Task inputs >>
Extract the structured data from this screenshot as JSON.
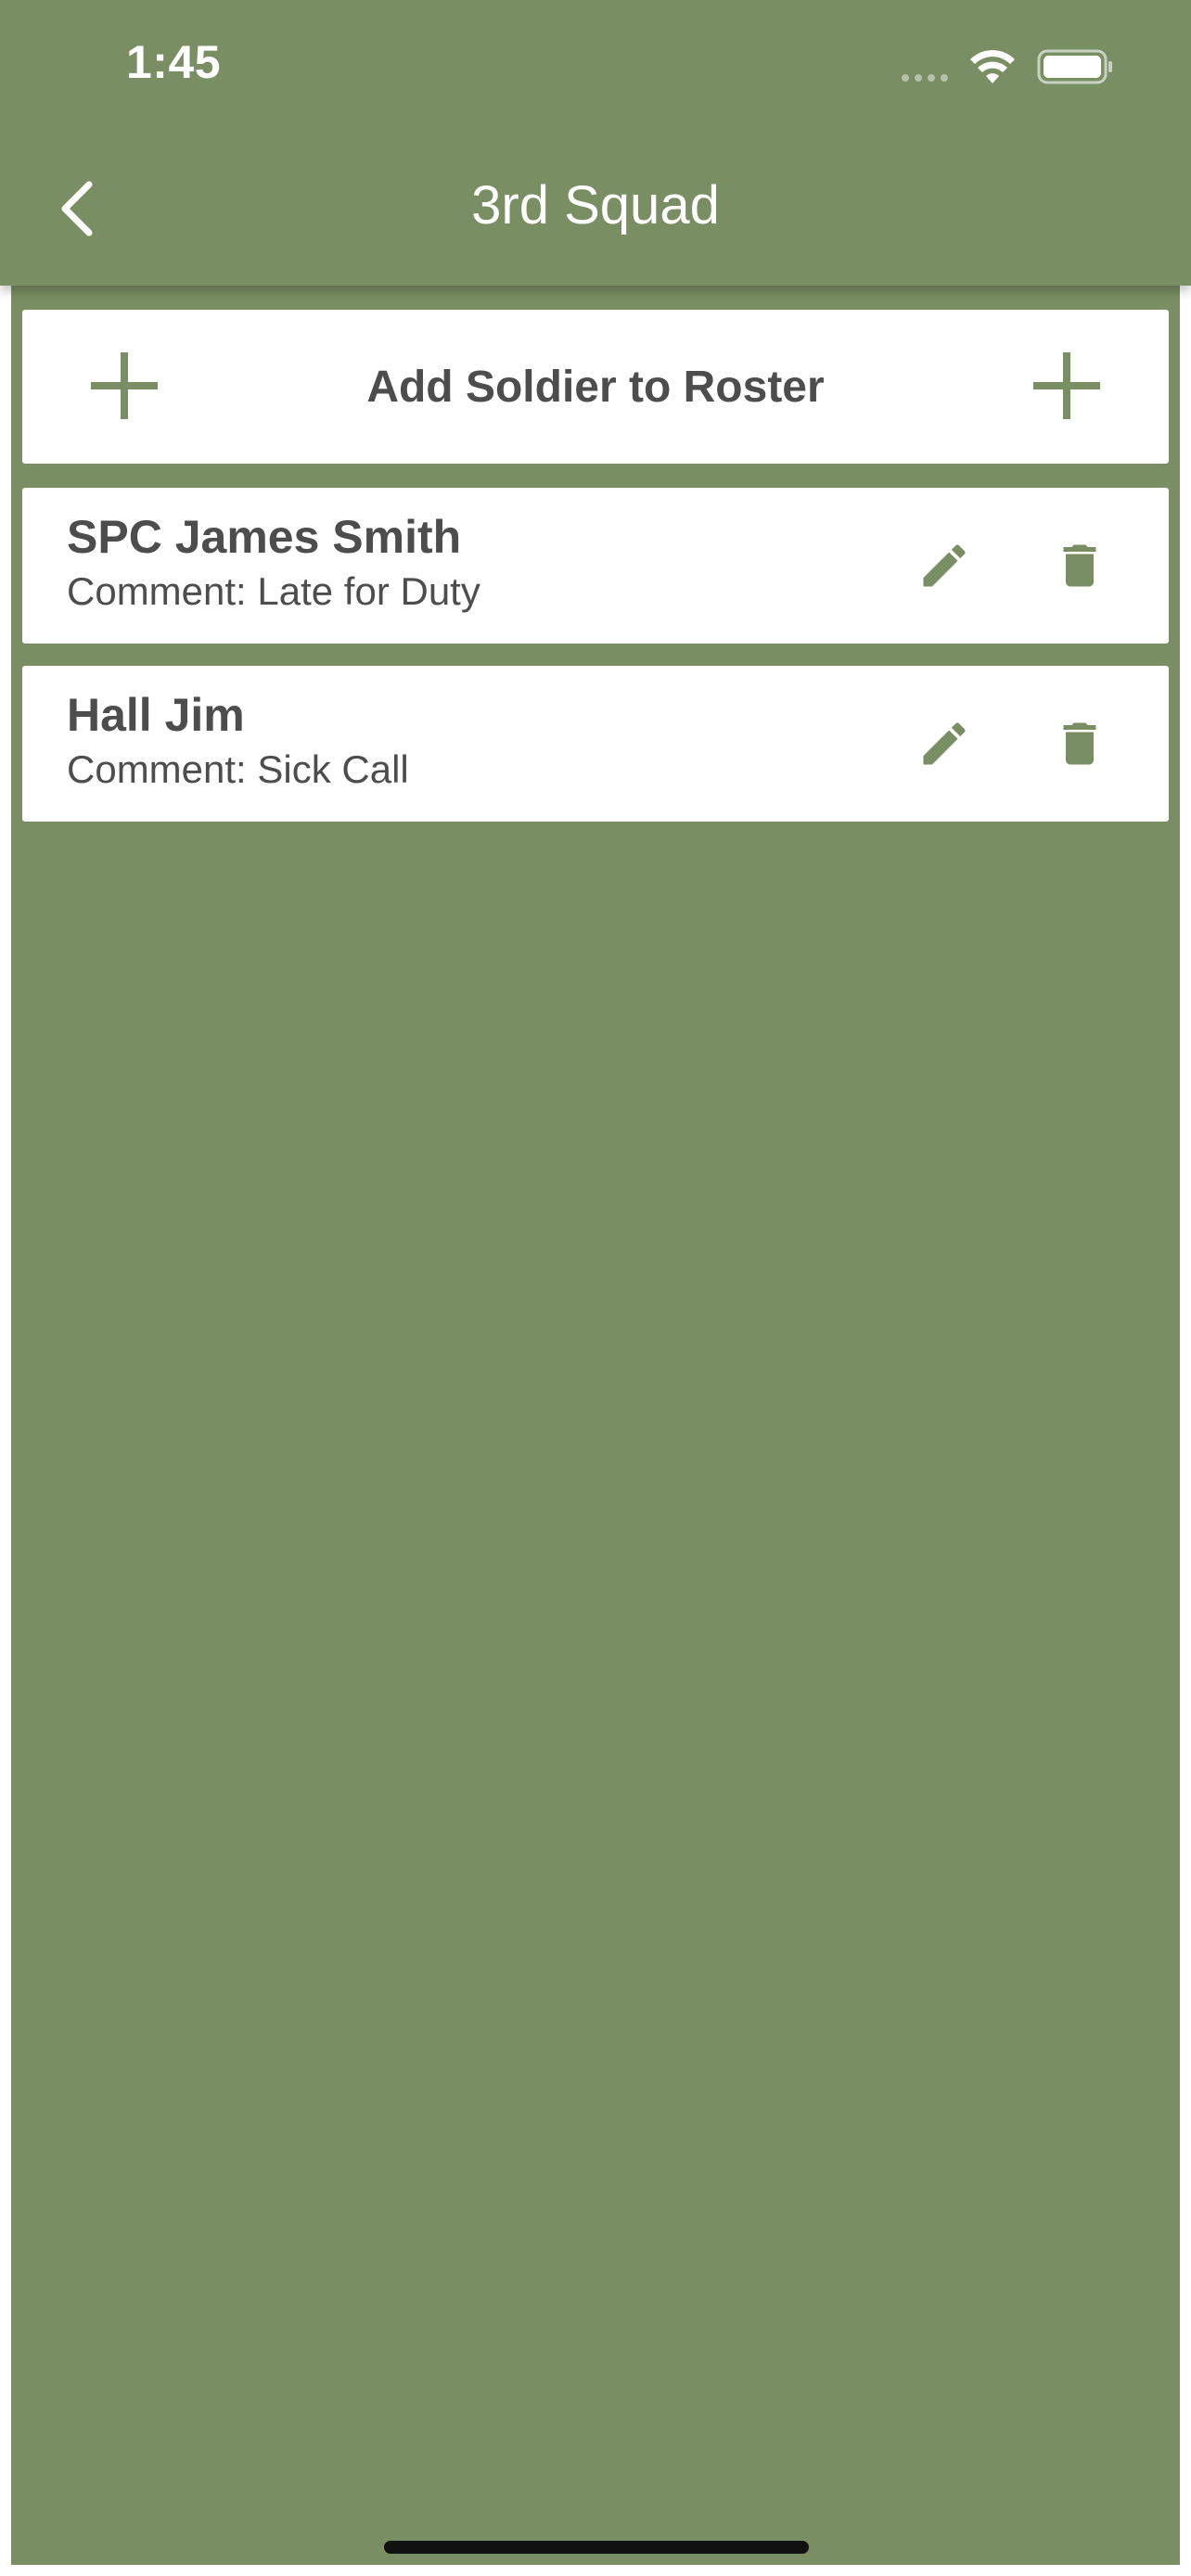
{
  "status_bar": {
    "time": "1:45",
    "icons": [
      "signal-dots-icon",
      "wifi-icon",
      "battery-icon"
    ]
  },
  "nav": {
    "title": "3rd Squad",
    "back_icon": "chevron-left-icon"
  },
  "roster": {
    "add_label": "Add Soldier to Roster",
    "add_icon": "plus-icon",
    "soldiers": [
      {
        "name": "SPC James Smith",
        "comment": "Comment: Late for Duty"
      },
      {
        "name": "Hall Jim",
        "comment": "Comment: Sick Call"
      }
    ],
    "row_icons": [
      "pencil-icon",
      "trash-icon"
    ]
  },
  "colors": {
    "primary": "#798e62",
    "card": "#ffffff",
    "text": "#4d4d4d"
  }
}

---

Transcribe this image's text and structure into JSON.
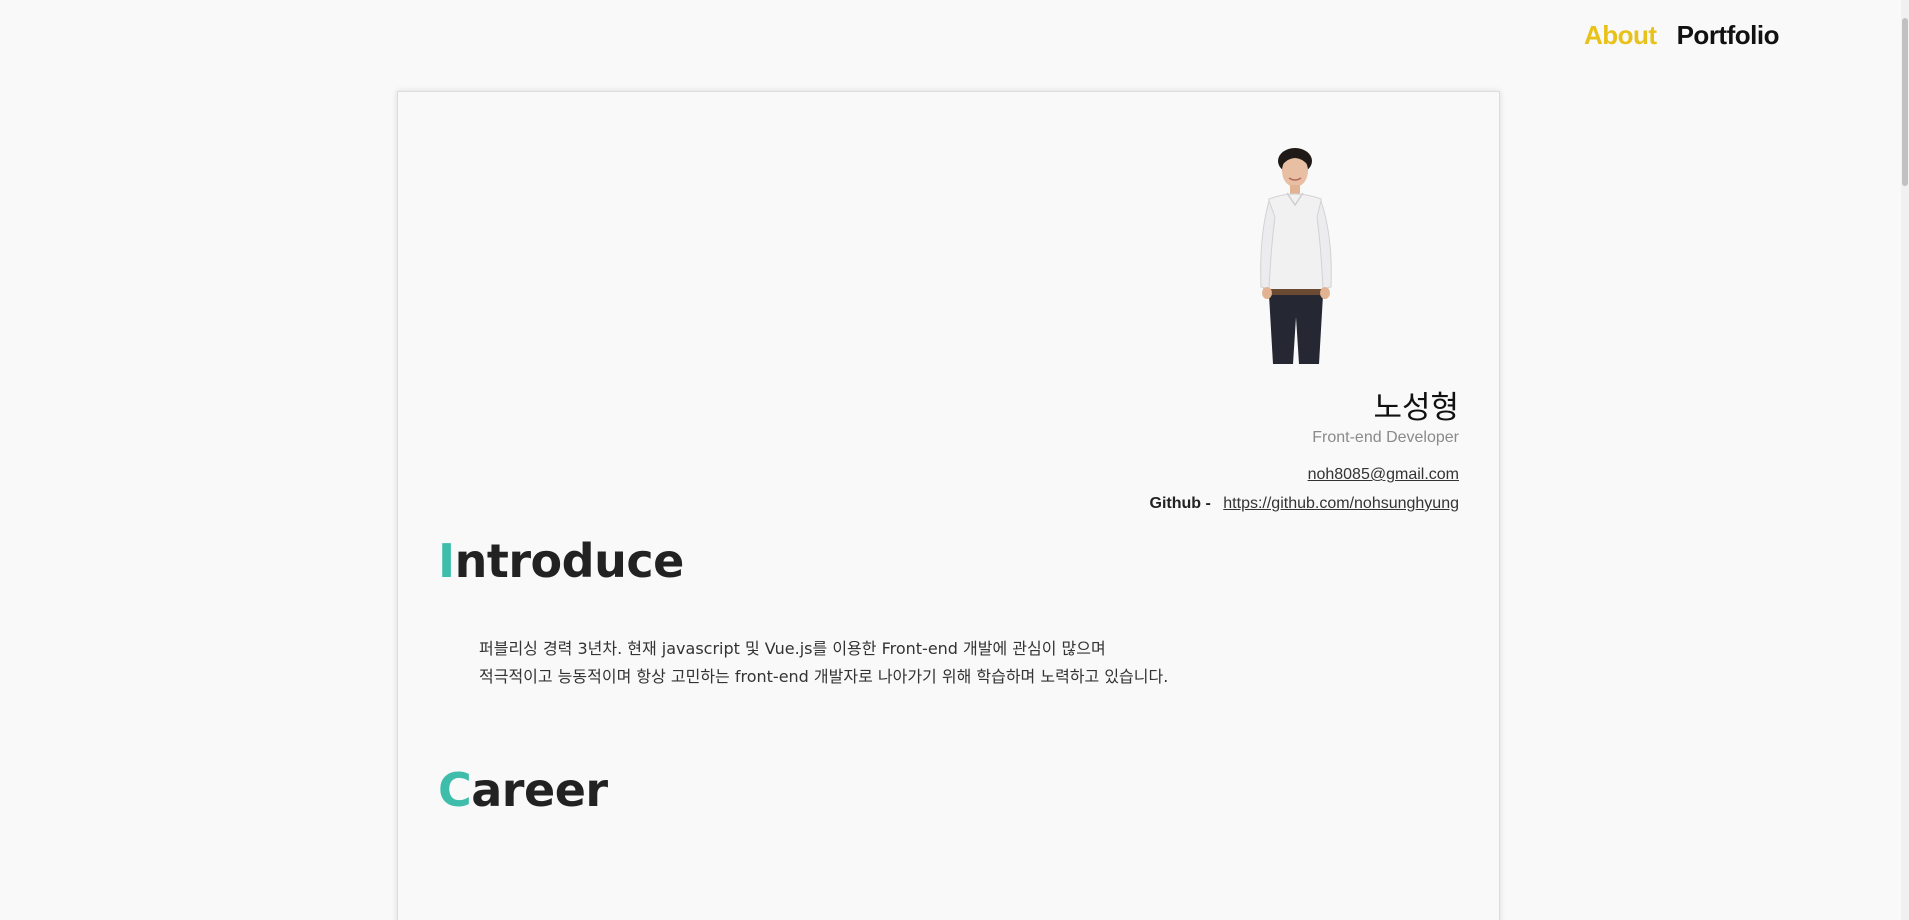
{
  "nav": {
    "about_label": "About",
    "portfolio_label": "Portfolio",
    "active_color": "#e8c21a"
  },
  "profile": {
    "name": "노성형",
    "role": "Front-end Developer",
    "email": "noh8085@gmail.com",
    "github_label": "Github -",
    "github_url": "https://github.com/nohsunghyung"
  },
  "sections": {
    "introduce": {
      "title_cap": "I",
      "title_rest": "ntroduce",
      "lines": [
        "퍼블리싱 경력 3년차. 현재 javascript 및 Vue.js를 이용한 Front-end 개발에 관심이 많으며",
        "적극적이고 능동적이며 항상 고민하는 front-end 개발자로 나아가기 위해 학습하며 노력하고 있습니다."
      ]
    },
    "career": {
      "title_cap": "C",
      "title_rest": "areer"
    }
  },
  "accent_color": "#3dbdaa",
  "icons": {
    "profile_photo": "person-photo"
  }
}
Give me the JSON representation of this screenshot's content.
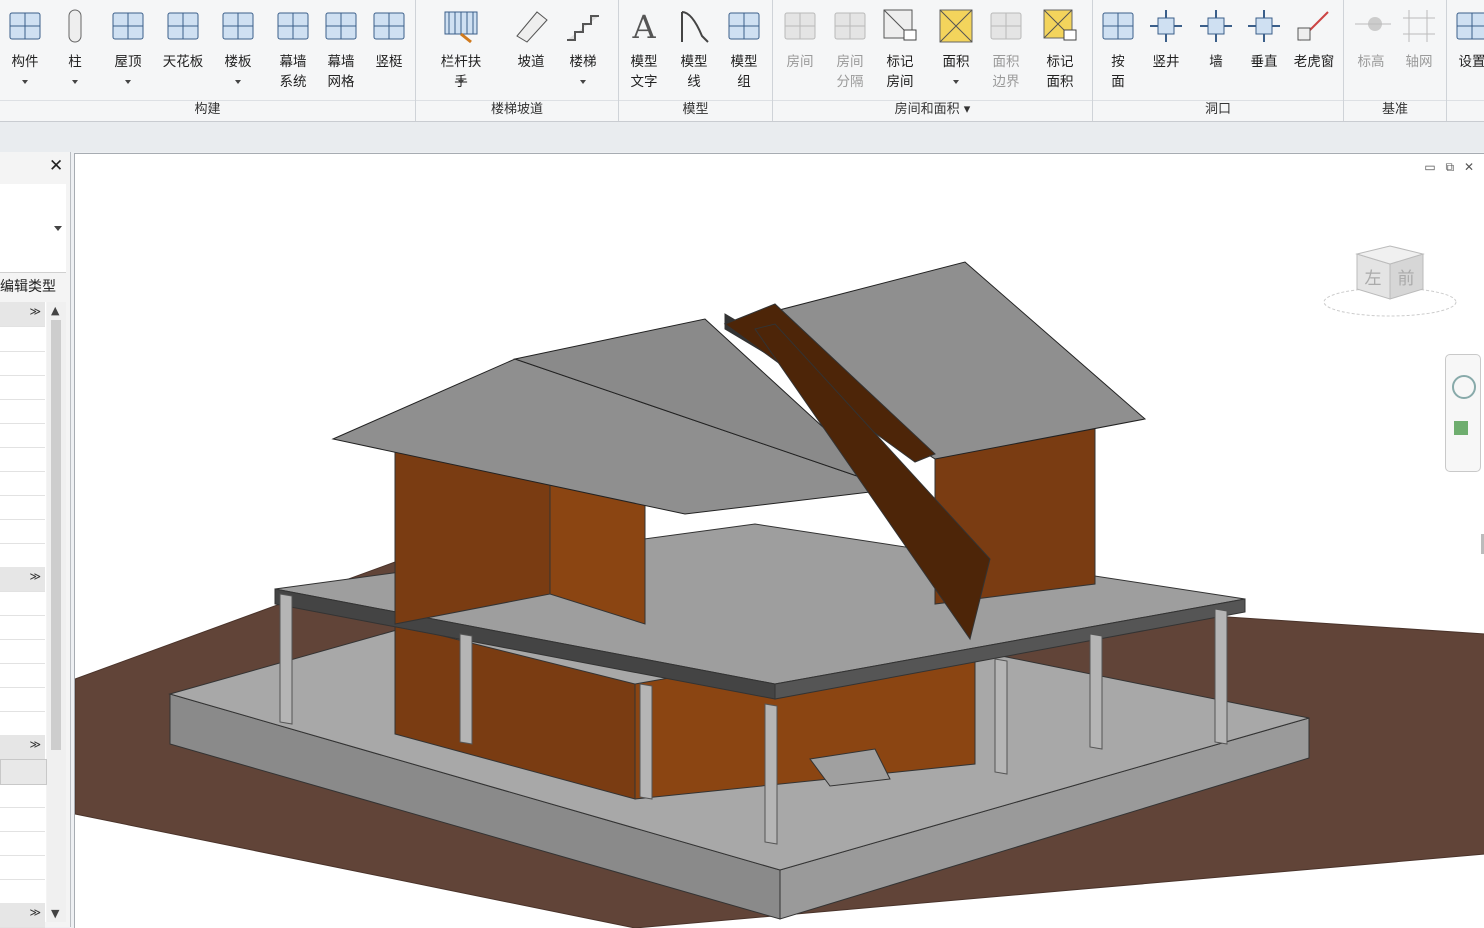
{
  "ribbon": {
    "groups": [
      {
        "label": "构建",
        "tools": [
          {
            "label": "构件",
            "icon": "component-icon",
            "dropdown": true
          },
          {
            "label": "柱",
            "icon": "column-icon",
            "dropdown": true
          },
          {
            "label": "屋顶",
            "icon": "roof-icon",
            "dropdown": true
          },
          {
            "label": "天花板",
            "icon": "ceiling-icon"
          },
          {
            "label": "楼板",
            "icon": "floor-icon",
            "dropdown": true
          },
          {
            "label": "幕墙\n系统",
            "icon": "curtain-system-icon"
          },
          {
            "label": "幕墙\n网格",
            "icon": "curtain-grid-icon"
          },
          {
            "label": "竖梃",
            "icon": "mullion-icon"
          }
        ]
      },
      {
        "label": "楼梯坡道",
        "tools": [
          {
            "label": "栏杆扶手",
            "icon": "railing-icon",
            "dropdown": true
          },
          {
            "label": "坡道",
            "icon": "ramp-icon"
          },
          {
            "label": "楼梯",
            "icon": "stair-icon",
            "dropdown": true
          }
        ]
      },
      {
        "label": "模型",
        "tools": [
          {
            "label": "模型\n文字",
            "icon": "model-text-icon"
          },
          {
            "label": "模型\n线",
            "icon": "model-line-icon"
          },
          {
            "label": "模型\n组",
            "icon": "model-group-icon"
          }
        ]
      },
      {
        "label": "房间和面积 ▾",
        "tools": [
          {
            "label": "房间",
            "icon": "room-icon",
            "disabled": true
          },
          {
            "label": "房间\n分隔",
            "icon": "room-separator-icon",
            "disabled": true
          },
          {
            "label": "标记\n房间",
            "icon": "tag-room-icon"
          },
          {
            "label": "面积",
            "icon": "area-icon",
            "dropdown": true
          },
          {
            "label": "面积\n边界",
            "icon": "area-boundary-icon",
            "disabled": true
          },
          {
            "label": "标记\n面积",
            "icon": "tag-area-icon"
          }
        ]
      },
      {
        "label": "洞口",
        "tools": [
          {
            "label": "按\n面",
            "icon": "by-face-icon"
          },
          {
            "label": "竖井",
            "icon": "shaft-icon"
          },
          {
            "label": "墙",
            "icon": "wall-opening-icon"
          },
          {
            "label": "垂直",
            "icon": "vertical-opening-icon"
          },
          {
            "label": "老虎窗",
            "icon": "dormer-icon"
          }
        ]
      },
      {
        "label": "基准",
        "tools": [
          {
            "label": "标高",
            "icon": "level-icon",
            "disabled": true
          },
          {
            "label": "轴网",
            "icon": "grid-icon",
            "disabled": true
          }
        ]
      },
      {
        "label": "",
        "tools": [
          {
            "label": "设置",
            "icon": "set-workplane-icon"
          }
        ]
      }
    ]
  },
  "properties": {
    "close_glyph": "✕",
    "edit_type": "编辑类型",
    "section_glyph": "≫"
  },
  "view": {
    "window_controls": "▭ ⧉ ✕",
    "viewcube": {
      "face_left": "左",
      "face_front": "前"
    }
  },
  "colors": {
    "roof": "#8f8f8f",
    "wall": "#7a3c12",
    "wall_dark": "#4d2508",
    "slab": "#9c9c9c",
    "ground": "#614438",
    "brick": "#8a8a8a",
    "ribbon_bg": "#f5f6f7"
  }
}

Requirements >>
In the entries above, count each line holding "model" and report the total and nothing more.

Expected answer >>
3